### [CHALLENGE]
State how many lines include "following", giving the number by itself.

### [Source records]
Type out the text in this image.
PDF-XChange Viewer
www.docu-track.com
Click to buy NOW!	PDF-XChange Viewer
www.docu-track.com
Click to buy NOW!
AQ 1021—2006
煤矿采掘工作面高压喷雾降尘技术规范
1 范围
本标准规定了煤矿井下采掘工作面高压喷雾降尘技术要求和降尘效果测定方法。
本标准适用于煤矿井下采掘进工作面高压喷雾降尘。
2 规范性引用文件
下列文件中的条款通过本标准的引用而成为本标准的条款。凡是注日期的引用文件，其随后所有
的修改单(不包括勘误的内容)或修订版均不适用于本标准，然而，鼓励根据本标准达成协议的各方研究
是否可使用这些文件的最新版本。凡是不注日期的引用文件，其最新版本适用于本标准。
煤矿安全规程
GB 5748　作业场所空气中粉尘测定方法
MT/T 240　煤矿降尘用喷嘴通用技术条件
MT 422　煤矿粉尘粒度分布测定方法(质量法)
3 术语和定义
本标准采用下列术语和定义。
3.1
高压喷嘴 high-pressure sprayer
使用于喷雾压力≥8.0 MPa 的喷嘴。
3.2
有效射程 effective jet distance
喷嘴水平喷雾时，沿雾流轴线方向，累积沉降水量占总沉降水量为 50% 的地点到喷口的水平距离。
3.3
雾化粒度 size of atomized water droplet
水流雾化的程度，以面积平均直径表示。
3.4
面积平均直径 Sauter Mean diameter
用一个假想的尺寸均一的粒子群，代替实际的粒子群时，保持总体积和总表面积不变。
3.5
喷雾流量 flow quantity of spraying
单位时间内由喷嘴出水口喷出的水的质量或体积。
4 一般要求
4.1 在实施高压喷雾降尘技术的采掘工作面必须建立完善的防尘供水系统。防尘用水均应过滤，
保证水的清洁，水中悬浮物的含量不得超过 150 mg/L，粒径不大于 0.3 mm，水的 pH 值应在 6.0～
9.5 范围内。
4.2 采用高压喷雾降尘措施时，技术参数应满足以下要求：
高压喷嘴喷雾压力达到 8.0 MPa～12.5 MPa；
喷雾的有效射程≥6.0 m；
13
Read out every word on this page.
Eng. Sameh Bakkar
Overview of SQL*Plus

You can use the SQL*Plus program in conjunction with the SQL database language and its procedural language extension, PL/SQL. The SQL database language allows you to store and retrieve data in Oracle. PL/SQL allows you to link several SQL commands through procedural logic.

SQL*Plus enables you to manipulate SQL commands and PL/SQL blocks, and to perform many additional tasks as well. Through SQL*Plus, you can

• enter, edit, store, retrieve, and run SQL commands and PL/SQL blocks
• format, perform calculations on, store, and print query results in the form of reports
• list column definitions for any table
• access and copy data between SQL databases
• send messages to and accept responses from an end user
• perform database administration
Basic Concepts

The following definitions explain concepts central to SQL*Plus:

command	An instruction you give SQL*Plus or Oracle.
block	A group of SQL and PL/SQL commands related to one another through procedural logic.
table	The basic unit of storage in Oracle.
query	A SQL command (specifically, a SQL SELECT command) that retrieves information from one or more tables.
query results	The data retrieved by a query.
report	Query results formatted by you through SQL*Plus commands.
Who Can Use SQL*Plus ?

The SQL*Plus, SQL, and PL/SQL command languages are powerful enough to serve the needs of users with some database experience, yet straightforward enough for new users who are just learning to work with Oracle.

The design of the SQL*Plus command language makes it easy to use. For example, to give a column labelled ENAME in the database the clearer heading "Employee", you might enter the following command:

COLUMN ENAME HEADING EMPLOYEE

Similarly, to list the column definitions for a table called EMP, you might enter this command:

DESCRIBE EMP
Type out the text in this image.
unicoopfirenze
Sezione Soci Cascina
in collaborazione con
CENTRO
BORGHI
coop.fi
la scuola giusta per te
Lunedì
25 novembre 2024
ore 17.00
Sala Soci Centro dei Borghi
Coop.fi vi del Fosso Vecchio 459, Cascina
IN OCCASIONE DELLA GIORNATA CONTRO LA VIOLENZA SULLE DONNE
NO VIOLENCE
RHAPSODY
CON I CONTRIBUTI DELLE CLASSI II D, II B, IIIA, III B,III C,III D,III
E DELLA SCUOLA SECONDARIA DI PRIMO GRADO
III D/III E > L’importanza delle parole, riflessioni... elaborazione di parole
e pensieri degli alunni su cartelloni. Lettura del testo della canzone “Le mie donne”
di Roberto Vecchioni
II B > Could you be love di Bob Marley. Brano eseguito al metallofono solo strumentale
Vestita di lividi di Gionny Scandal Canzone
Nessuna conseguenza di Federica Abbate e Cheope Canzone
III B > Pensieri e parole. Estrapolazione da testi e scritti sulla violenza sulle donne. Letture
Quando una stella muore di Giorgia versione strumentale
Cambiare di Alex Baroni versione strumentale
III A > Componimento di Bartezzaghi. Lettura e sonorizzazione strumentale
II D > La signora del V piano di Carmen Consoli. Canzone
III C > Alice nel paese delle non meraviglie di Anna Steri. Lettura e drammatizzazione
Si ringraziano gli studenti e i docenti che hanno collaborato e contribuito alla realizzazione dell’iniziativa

### [OUTPUT]
2